Using the records below, locate all lines containing "ßFäll" and return them.

##### Extracted records

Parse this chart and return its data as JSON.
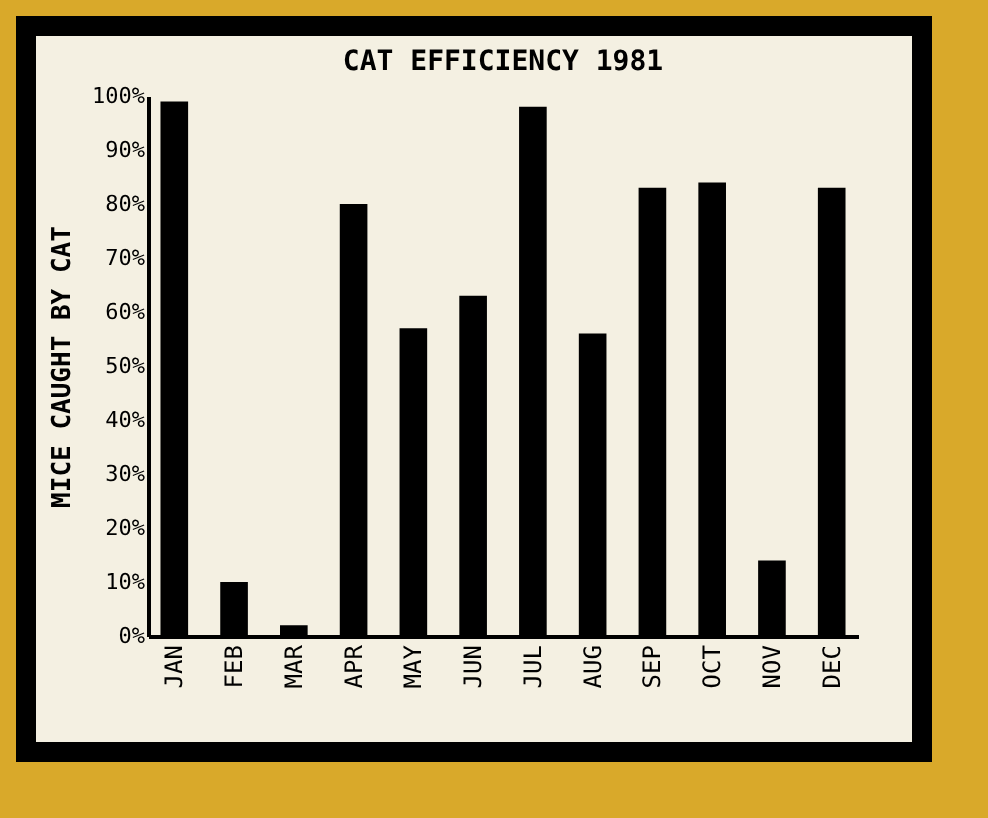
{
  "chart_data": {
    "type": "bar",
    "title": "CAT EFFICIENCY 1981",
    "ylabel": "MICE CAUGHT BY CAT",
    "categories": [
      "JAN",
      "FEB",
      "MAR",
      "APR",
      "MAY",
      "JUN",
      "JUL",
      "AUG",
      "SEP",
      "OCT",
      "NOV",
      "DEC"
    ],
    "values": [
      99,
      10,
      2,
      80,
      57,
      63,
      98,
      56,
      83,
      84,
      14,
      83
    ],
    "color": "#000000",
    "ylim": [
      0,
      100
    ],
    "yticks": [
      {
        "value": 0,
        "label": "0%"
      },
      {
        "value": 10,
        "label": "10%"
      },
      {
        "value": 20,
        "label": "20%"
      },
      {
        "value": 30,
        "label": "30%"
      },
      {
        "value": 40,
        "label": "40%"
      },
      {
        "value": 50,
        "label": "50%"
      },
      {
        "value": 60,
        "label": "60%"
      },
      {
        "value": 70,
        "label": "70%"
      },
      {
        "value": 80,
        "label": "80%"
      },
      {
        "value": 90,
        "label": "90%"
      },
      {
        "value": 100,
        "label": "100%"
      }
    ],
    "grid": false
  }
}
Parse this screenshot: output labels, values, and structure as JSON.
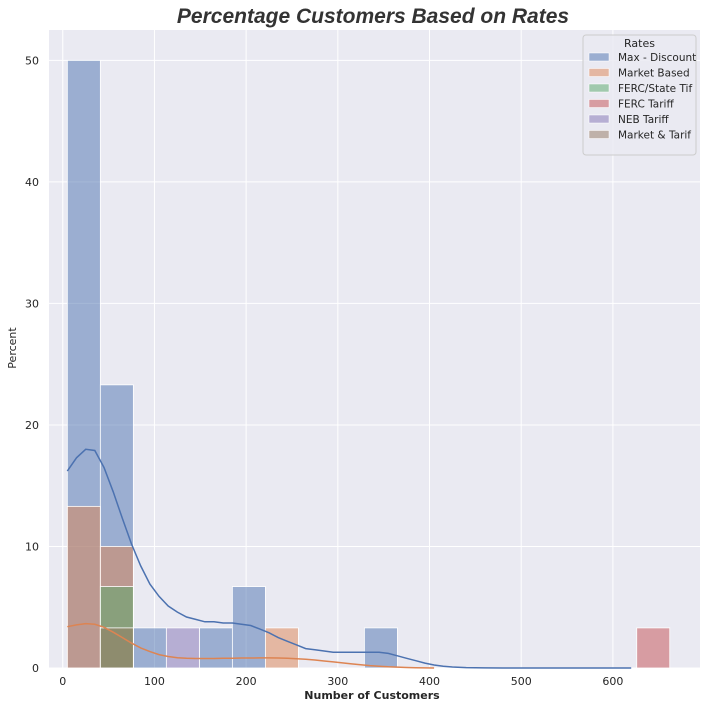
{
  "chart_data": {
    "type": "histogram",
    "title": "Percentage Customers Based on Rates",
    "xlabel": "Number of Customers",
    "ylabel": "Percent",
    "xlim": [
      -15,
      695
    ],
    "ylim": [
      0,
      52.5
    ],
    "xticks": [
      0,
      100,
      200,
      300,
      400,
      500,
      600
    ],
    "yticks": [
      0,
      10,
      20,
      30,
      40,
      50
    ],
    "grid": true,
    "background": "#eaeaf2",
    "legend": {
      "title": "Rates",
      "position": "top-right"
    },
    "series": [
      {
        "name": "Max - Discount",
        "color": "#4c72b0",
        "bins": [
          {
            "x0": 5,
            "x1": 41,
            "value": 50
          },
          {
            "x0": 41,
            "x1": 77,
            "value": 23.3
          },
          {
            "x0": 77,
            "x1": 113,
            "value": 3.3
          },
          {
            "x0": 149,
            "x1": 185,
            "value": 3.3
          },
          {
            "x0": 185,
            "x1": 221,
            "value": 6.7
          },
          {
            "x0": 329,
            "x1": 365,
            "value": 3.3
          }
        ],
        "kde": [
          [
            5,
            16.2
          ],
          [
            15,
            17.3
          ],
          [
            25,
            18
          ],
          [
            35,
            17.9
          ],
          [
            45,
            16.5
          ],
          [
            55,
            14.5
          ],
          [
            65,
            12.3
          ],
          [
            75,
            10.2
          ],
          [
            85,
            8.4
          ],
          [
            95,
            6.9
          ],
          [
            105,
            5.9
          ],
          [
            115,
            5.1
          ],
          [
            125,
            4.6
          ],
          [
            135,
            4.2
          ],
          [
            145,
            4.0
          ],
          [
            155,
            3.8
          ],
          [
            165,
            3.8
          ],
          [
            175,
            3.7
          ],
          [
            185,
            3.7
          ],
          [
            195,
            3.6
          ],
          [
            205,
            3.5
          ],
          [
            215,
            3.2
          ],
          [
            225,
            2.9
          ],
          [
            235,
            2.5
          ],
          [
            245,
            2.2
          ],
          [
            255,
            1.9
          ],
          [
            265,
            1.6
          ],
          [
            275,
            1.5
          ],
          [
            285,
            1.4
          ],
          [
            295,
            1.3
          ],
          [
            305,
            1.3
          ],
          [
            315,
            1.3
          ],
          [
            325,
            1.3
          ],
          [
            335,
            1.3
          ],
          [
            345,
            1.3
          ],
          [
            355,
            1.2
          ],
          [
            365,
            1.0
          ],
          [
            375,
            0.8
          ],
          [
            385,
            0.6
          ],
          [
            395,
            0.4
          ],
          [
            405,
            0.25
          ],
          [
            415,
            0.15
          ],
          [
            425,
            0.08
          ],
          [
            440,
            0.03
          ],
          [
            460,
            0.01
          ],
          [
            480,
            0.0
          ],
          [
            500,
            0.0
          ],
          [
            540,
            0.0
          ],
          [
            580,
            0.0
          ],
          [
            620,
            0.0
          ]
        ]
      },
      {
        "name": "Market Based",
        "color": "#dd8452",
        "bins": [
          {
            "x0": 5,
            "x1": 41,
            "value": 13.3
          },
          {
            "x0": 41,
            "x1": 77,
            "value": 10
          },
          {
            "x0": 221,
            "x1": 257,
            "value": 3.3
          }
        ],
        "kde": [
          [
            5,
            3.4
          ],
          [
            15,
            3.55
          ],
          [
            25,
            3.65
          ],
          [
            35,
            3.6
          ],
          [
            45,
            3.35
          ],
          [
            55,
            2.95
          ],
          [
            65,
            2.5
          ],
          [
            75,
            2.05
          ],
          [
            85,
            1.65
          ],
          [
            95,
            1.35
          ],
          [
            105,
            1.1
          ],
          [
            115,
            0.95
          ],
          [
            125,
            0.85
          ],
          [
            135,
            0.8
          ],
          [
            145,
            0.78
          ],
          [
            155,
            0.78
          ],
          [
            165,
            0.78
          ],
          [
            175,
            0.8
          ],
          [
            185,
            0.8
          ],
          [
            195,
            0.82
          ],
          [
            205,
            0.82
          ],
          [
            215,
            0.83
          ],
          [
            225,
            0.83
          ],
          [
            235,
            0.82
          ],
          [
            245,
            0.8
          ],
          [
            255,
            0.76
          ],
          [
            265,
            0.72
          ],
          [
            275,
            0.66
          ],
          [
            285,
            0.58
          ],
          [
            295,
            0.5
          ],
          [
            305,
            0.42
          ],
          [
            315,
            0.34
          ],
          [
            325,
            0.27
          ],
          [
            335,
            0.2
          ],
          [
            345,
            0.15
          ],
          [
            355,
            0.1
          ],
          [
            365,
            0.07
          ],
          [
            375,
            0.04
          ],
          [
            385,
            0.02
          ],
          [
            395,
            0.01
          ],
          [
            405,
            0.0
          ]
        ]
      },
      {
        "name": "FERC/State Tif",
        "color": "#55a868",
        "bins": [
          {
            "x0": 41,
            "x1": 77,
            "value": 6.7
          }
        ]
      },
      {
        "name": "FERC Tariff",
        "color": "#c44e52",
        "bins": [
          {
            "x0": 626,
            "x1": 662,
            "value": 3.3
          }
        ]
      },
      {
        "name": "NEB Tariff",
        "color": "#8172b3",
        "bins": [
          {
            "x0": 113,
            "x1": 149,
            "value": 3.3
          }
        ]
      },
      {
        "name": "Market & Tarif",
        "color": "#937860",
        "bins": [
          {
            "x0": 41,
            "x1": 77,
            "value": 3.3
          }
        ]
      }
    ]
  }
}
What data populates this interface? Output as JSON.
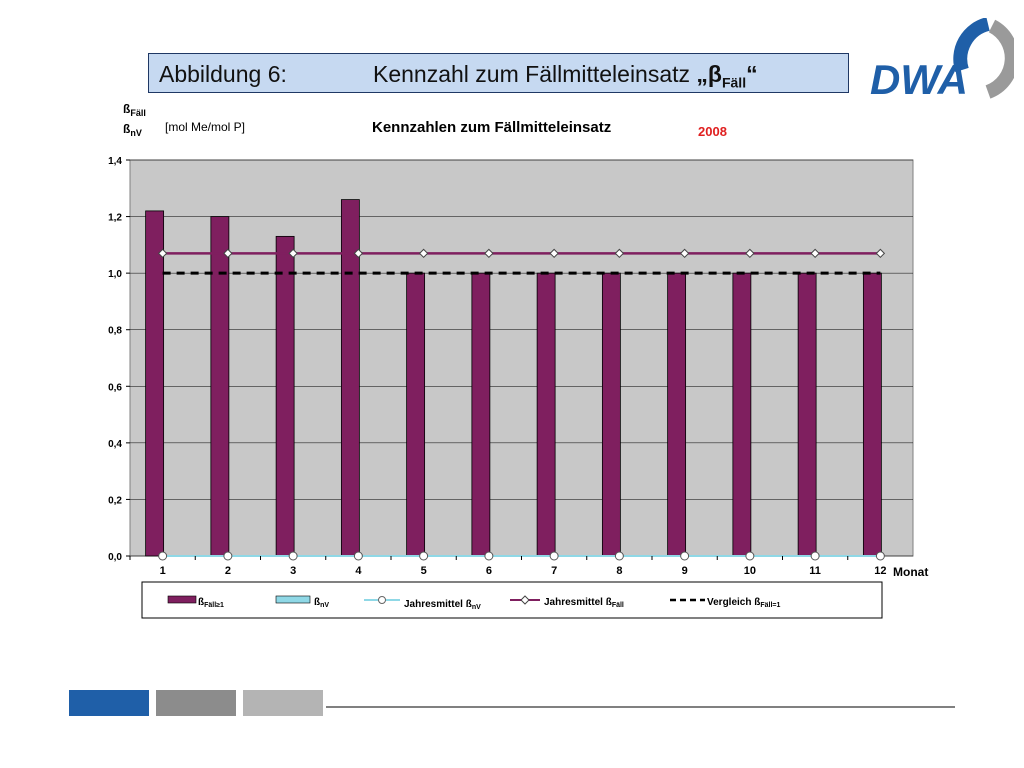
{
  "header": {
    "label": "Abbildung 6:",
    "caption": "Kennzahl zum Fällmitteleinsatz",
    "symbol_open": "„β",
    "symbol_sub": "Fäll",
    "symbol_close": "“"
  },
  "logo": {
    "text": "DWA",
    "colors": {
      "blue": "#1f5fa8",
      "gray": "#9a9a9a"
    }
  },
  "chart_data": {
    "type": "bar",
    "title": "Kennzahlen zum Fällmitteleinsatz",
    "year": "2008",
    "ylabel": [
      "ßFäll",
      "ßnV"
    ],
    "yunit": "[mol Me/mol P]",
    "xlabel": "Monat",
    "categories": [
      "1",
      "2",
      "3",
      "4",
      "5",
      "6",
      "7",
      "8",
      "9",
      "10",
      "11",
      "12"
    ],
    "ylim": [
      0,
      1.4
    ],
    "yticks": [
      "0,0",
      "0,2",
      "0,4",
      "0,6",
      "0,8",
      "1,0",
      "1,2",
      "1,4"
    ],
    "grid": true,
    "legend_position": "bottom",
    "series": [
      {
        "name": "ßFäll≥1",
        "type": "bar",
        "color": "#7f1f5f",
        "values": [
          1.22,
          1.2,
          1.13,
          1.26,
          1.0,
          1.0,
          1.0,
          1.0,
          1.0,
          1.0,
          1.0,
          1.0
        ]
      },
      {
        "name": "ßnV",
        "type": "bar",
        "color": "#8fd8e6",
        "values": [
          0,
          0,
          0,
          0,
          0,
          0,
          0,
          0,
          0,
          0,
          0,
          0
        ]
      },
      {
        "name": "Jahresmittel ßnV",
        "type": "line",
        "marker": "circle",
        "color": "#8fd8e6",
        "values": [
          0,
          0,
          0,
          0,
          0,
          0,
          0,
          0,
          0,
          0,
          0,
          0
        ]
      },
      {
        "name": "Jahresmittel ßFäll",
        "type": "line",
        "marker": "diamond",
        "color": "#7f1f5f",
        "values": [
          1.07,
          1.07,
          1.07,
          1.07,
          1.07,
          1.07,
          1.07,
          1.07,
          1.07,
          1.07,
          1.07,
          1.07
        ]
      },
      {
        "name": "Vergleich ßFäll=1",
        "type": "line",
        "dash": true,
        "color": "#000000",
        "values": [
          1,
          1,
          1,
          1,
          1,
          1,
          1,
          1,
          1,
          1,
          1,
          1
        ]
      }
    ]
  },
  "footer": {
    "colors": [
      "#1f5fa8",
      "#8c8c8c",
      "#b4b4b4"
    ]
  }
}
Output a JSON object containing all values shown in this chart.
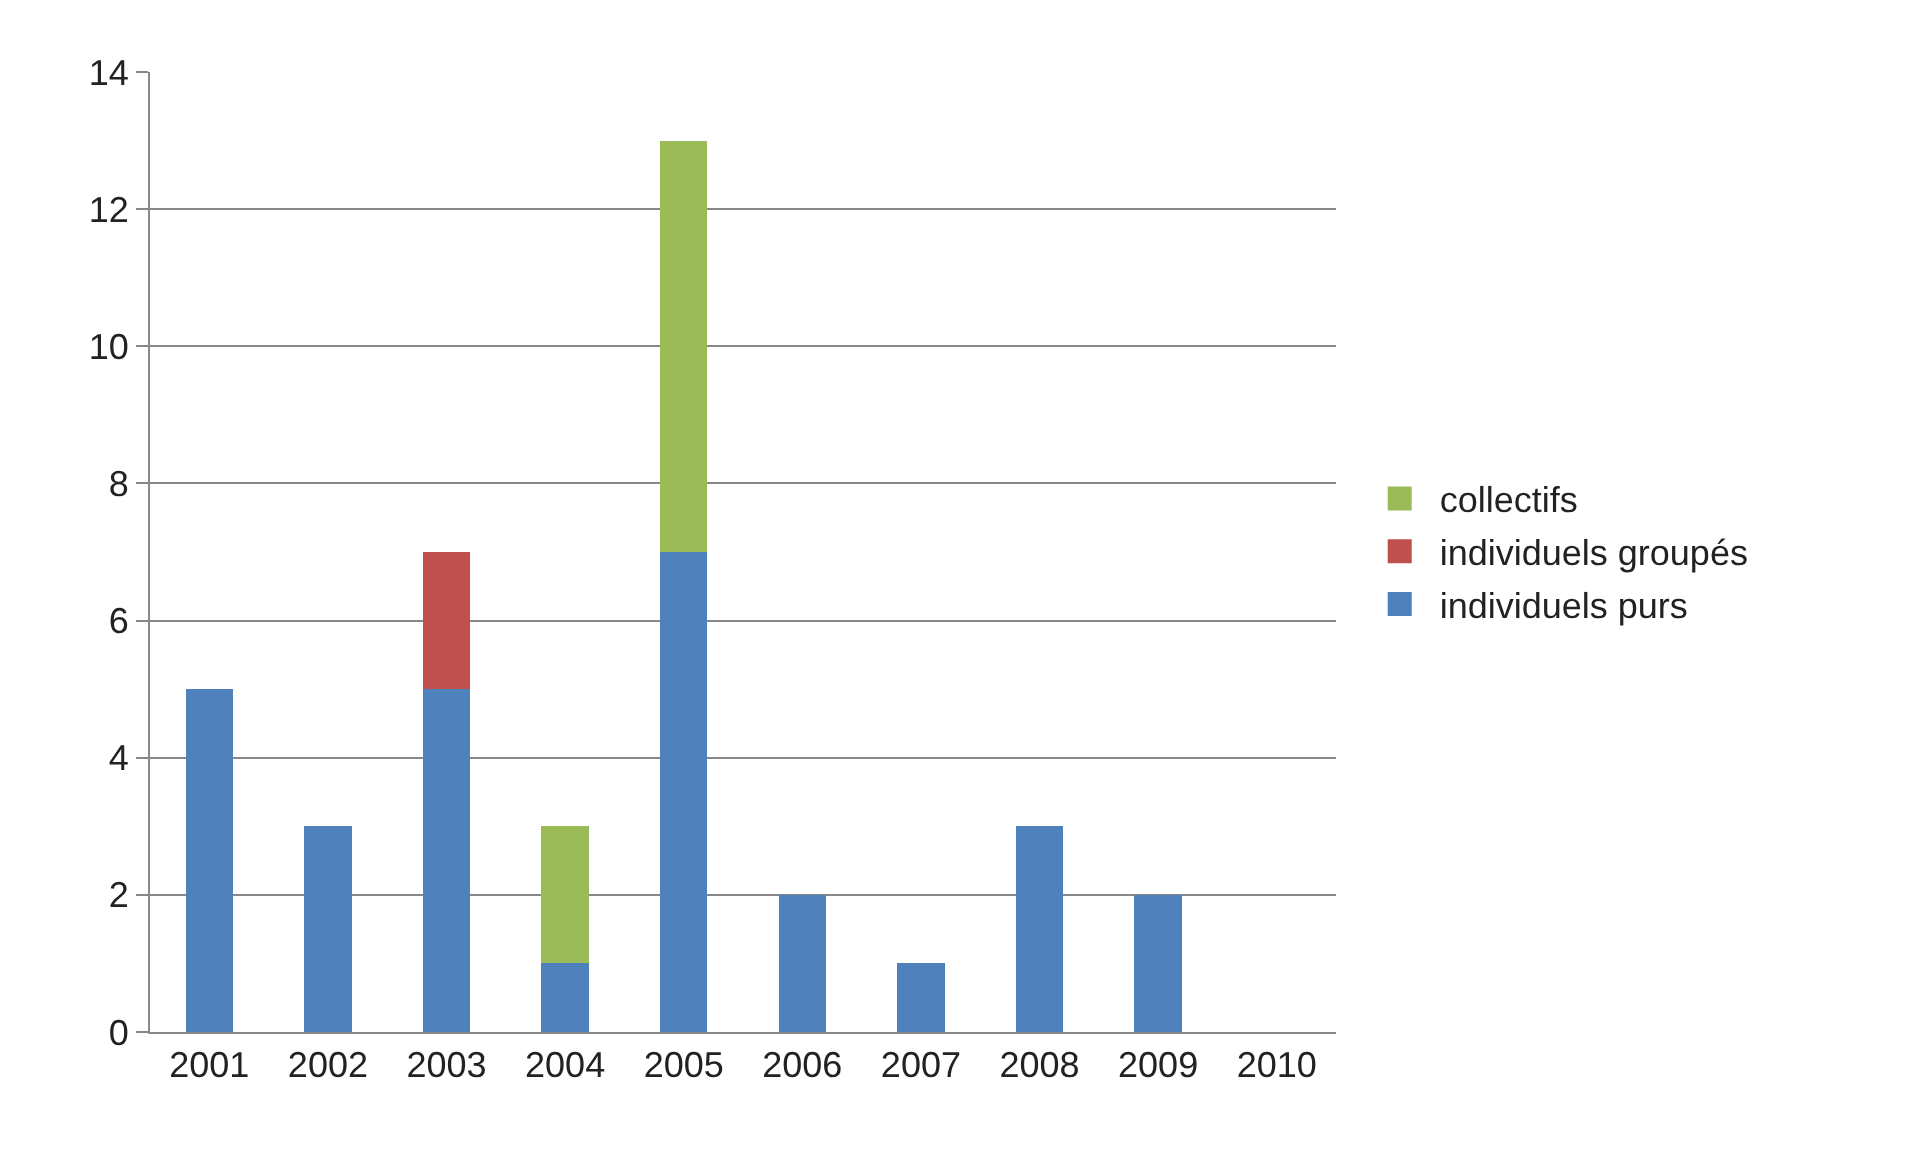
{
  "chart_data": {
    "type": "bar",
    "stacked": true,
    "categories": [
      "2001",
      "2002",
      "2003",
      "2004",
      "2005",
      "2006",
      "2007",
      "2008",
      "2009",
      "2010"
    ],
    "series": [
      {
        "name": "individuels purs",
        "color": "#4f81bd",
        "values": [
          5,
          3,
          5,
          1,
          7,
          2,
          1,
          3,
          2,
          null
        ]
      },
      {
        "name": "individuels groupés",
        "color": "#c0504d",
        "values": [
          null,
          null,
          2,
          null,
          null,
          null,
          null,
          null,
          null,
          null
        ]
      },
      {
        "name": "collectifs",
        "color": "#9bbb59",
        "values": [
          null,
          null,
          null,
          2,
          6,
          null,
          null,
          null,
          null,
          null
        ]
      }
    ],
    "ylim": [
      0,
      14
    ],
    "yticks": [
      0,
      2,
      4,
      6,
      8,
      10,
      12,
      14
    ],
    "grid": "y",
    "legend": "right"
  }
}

##########

Expected answer
      "ßFäll",
        "name": "ßFäll≥1",
        "name": "Jahresmittel ßFäll",
        "name": "Vergleich ßFäll=1",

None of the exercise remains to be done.